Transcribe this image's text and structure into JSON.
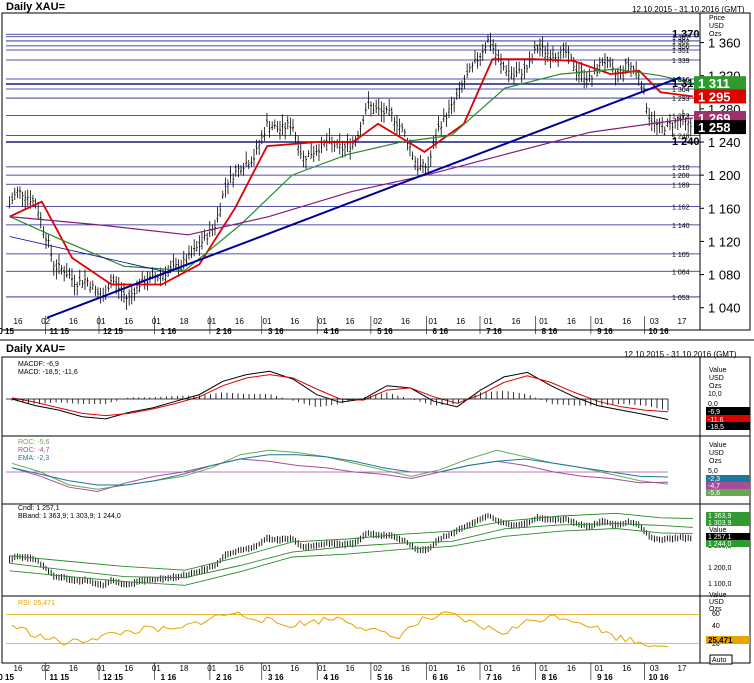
{
  "main": {
    "title": "Daily XAU=",
    "range": "12.10.2015 - 31.10.2016 (GMT)",
    "axis_head": [
      "Price",
      "USD",
      "Ozs"
    ]
  },
  "lower": {
    "title": "Daily XAU=",
    "range": "12.10.2015 - 31.10.2016 (GMT)"
  },
  "value_head": [
    "Value",
    "USD",
    "Ozs"
  ],
  "colors": {
    "price": "#000000",
    "ma_short": "#e00000",
    "ma_mid": "#2a8a2a",
    "ma_long": "#8a1a7a",
    "trend": "#000099",
    "macd": "#000000",
    "macd_signal": "#e00000",
    "roc1": "#6aa84f",
    "roc2": "#a64d9c",
    "ema": "#1a7a9a",
    "rsi": "#e6a400",
    "badge_green": "#2f9a2f",
    "badge_red": "#e00000",
    "badge_purple": "#a0306e",
    "badge_black": "#000000"
  },
  "chart_data": [
    {
      "type": "candlestick",
      "title": "Daily XAU=",
      "ylabel": "Price USD Ozs",
      "ylim": [
        1030,
        1380
      ],
      "y_ticks": [
        1040,
        1080,
        1120,
        1160,
        1200,
        1240,
        1280,
        1320,
        1360
      ],
      "y_tick_labels": [
        "1 040",
        "1 080",
        "1 120",
        "1 160",
        "1 200",
        "1 240",
        "1 280",
        "1 320",
        "1 360"
      ],
      "horizontal_levels": [
        {
          "value": 1370,
          "label": "1 370"
        },
        {
          "value": 1367,
          "label": "1 367"
        },
        {
          "value": 1362,
          "label": "1 362"
        },
        {
          "value": 1356,
          "label": "1 356"
        },
        {
          "value": 1351,
          "label": "1 351"
        },
        {
          "value": 1339,
          "label": "1 339"
        },
        {
          "value": 1316,
          "label": "1 316"
        },
        {
          "value": 1310,
          "label": "1 310"
        },
        {
          "value": 1304,
          "label": "1 304"
        },
        {
          "value": 1293,
          "label": "1 293"
        },
        {
          "value": 1272,
          "label": "1 272"
        },
        {
          "value": 1248,
          "label": "1 248"
        },
        {
          "value": 1240,
          "label": "1 240"
        },
        {
          "value": 1210,
          "label": "1 210"
        },
        {
          "value": 1200,
          "label": "1 200"
        },
        {
          "value": 1189,
          "label": "1 189"
        },
        {
          "value": 1162,
          "label": "1 162"
        },
        {
          "value": 1140,
          "label": "1 140"
        },
        {
          "value": 1105,
          "label": "1 105"
        },
        {
          "value": 1084,
          "label": "1 084"
        },
        {
          "value": 1053,
          "label": "1 053"
        }
      ],
      "badges": [
        {
          "value": 1311,
          "label": "1 311",
          "color": "#2f9a2f"
        },
        {
          "value": 1295,
          "label": "1 295",
          "color": "#e00000"
        },
        {
          "value": 1269,
          "label": "1 269",
          "color": "#a0306e"
        },
        {
          "value": 1258,
          "label": "1 258",
          "color": "#000000"
        }
      ],
      "x_day_labels": [
        "16",
        "02",
        "16",
        "01",
        "16",
        "01",
        "18",
        "01",
        "16",
        "01",
        "16",
        "01",
        "16",
        "02",
        "16",
        "01",
        "16",
        "01",
        "16",
        "01",
        "16",
        "01",
        "16",
        "03",
        "17"
      ],
      "x_month_labels": [
        "10 15",
        "11 15",
        "12 15",
        "1 16",
        "2 16",
        "3 16",
        "4 16",
        "5 16",
        "6 16",
        "7 16",
        "8 16",
        "9 16",
        "10 16"
      ],
      "x_months": [
        "2015-10",
        "2015-11",
        "2015-12",
        "2016-01",
        "2016-02",
        "2016-03",
        "2016-04",
        "2016-05",
        "2016-06",
        "2016-07",
        "2016-08",
        "2016-09",
        "2016-10"
      ],
      "price_path": [
        [
          "2015-10-12",
          1165
        ],
        [
          "2015-10-16",
          1180
        ],
        [
          "2015-10-20",
          1178
        ],
        [
          "2015-10-27",
          1165
        ],
        [
          "2015-10-30",
          1142
        ],
        [
          "2015-11-03",
          1115
        ],
        [
          "2015-11-06",
          1090
        ],
        [
          "2015-11-12",
          1085
        ],
        [
          "2015-11-18",
          1070
        ],
        [
          "2015-11-24",
          1074
        ],
        [
          "2015-12-03",
          1050
        ],
        [
          "2015-12-08",
          1075
        ],
        [
          "2015-12-17",
          1050
        ],
        [
          "2015-12-23",
          1068
        ],
        [
          "2016-01-05",
          1080
        ],
        [
          "2016-01-12",
          1088
        ],
        [
          "2016-01-18",
          1095
        ],
        [
          "2016-01-26",
          1115
        ],
        [
          "2016-02-04",
          1140
        ],
        [
          "2016-02-10",
          1190
        ],
        [
          "2016-02-18",
          1210
        ],
        [
          "2016-02-26",
          1222
        ],
        [
          "2016-03-04",
          1262
        ],
        [
          "2016-03-11",
          1255
        ],
        [
          "2016-03-18",
          1262
        ],
        [
          "2016-03-24",
          1220
        ],
        [
          "2016-03-31",
          1230
        ],
        [
          "2016-04-07",
          1240
        ],
        [
          "2016-04-15",
          1232
        ],
        [
          "2016-04-22",
          1240
        ],
        [
          "2016-04-29",
          1285
        ],
        [
          "2016-05-05",
          1278
        ],
        [
          "2016-05-13",
          1272
        ],
        [
          "2016-05-20",
          1250
        ],
        [
          "2016-05-27",
          1210
        ],
        [
          "2016-06-02",
          1210
        ],
        [
          "2016-06-08",
          1258
        ],
        [
          "2016-06-16",
          1285
        ],
        [
          "2016-06-24",
          1320
        ],
        [
          "2016-07-01",
          1345
        ],
        [
          "2016-07-06",
          1365
        ],
        [
          "2016-07-12",
          1335
        ],
        [
          "2016-07-20",
          1320
        ],
        [
          "2016-07-28",
          1330
        ],
        [
          "2016-08-02",
          1355
        ],
        [
          "2016-08-10",
          1345
        ],
        [
          "2016-08-18",
          1348
        ],
        [
          "2016-08-25",
          1325
        ],
        [
          "2016-09-01",
          1315
        ],
        [
          "2016-09-08",
          1340
        ],
        [
          "2016-09-15",
          1320
        ],
        [
          "2016-09-22",
          1334
        ],
        [
          "2016-09-28",
          1322
        ],
        [
          "2016-10-04",
          1268
        ],
        [
          "2016-10-10",
          1256
        ],
        [
          "2016-10-17",
          1262
        ],
        [
          "2016-10-21",
          1266
        ],
        [
          "2016-10-28",
          1258
        ]
      ],
      "series": [
        {
          "name": "",
          "color": "#e00000",
          "values": [
            [
              "2015-10-12",
              1150
            ],
            [
              "2015-10-30",
              1168
            ],
            [
              "2015-11-16",
              1100
            ],
            [
              "2015-12-08",
              1068
            ],
            [
              "2016-01-05",
              1068
            ],
            [
              "2016-01-26",
              1092
            ],
            [
              "2016-02-15",
              1160
            ],
            [
              "2016-03-04",
              1235
            ],
            [
              "2016-04-01",
              1240
            ],
            [
              "2016-04-21",
              1240
            ],
            [
              "2016-05-05",
              1262
            ],
            [
              "2016-05-31",
              1228
            ],
            [
              "2016-06-22",
              1262
            ],
            [
              "2016-07-08",
              1340
            ],
            [
              "2016-08-01",
              1340
            ],
            [
              "2016-08-22",
              1338
            ],
            [
              "2016-09-12",
              1322
            ],
            [
              "2016-09-28",
              1326
            ],
            [
              "2016-10-10",
              1300
            ],
            [
              "2016-10-28",
              1295
            ]
          ]
        },
        {
          "name": "",
          "color": "#2a8a2a",
          "values": [
            [
              "2015-10-12",
              1150
            ],
            [
              "2015-11-12",
              1120
            ],
            [
              "2015-12-15",
              1090
            ],
            [
              "2016-01-18",
              1085
            ],
            [
              "2016-02-18",
              1140
            ],
            [
              "2016-03-18",
              1200
            ],
            [
              "2016-04-18",
              1225
            ],
            [
              "2016-05-18",
              1240
            ],
            [
              "2016-06-15",
              1248
            ],
            [
              "2016-07-15",
              1305
            ],
            [
              "2016-08-15",
              1322
            ],
            [
              "2016-09-15",
              1328
            ],
            [
              "2016-10-10",
              1320
            ],
            [
              "2016-10-28",
              1311
            ]
          ]
        },
        {
          "name": "",
          "color": "#8a1a7a",
          "values": [
            [
              "2015-10-12",
              1150
            ],
            [
              "2015-12-01",
              1140
            ],
            [
              "2016-01-20",
              1128
            ],
            [
              "2016-03-05",
              1150
            ],
            [
              "2016-04-20",
              1180
            ],
            [
              "2016-06-01",
              1200
            ],
            [
              "2016-07-15",
              1225
            ],
            [
              "2016-09-01",
              1252
            ],
            [
              "2016-10-28",
              1269
            ]
          ]
        }
      ],
      "trend_lines": [
        {
          "from": [
            "2015-11-02",
            1028
          ],
          "to": [
            "2016-10-21",
            1318
          ]
        },
        {
          "from": [
            "2015-10-12",
            1126
          ],
          "to": [
            "2016-01-10",
            1082
          ]
        }
      ]
    },
    {
      "type": "line",
      "title": "MACD",
      "legend": [
        "MACDF: -6,9",
        "MACD: -18,5; -11,6"
      ],
      "y_tick_labels": [
        "10,0",
        "0,0",
        "-10,0"
      ],
      "ylim": [
        -28,
        28
      ],
      "badges": [
        {
          "label": "-6,9",
          "color": "#000000"
        },
        {
          "label": "-11,6",
          "color": "#e00000"
        },
        {
          "label": "-18,5",
          "color": "#000000"
        }
      ],
      "series": [
        {
          "name": "MACD",
          "values": [
            0,
            -6,
            -10,
            -16,
            -18,
            -12,
            -8,
            -2,
            4,
            16,
            22,
            25,
            18,
            4,
            -3,
            0,
            12,
            10,
            -2,
            -7,
            8,
            20,
            24,
            12,
            2,
            -6,
            -10,
            -14,
            -18.5
          ]
        },
        {
          "name": "signal",
          "values": [
            1,
            -3,
            -8,
            -13,
            -15,
            -13,
            -9,
            -4,
            2,
            12,
            19,
            22,
            19,
            9,
            0,
            -1,
            8,
            10,
            2,
            -4,
            4,
            15,
            21,
            15,
            6,
            -2,
            -7,
            -10,
            -11.6
          ]
        }
      ]
    },
    {
      "type": "line",
      "title": "ROC",
      "legend": [
        "ROC: -5,6",
        "ROC: -4,7",
        "EMA: -2,3"
      ],
      "y_tick_labels": [
        "5,0",
        "0,0"
      ],
      "ylim": [
        -12,
        12
      ],
      "badges": [
        {
          "label": "-2,3",
          "color": "#1a7a9a"
        },
        {
          "label": "-4,7",
          "color": "#a64d9c"
        },
        {
          "label": "-5,6",
          "color": "#6aa84f"
        }
      ],
      "series": [
        {
          "name": "ROC",
          "values": [
            4,
            0,
            -6,
            -8,
            -6,
            -4,
            -2,
            2,
            8,
            10,
            9,
            7,
            4,
            1,
            -2,
            1,
            6,
            10,
            7,
            4,
            2,
            -1,
            -4,
            -5.6
          ]
        },
        {
          "name": "ROC",
          "values": [
            2,
            -2,
            -7,
            -9,
            -5,
            -2,
            0,
            3,
            6,
            5,
            3,
            2,
            0,
            -1,
            -3,
            0,
            3,
            5,
            3,
            0,
            -2,
            -3,
            -5,
            -4.7
          ]
        },
        {
          "name": "EMA",
          "values": [
            2,
            -1,
            -4,
            -6,
            -6,
            -4,
            -1,
            3,
            6,
            8,
            8,
            7,
            5,
            2,
            0,
            0,
            3,
            5,
            6,
            4,
            2,
            0,
            -2,
            -2.3
          ]
        }
      ]
    },
    {
      "type": "line",
      "title": "Cndl",
      "legend": [
        "Cndl: 1 257,1",
        "BBand: 1 363,9; 1 303,9; 1 244,0"
      ],
      "y_tick_labels": [
        "1 300,0",
        "1 200,0",
        "1 100,0"
      ],
      "ylim": [
        1030,
        1380
      ],
      "badges": [
        {
          "label": "1 363,9",
          "color": "#2f9a2f"
        },
        {
          "label": "1 303,9",
          "color": "#2f9a2f"
        },
        {
          "label": "1 257,1",
          "color": "#000000"
        },
        {
          "label": "1 244,0",
          "color": "#2f9a2f"
        }
      ]
    },
    {
      "type": "line",
      "title": "RSI",
      "legend": [
        "RSI: 25,471"
      ],
      "y_tick_labels": [
        "60",
        "40",
        "20"
      ],
      "ylim": [
        10,
        90
      ],
      "levels": [
        70,
        30
      ],
      "badges": [
        {
          "label": "25,471",
          "color": "#e6a400"
        }
      ],
      "series": [
        {
          "name": "RSI",
          "values": [
            55,
            40,
            30,
            38,
            45,
            50,
            48,
            62,
            72,
            65,
            55,
            60,
            66,
            50,
            38,
            62,
            70,
            55,
            45,
            62,
            68,
            58,
            40,
            32,
            25.471
          ]
        }
      ],
      "auto_label": "Auto"
    }
  ]
}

■ WHAT YOU WILL DO
Using the records above, find and show each line with the string "title".

■ FULL SOLUTION
    "title": "Daily XAU=",
    "title": "Daily XAU=",
      "title": "Daily XAU=",
      "title": "MACD",
      "title": "ROC",
      "title": "Cndl",
      "title": "RSI",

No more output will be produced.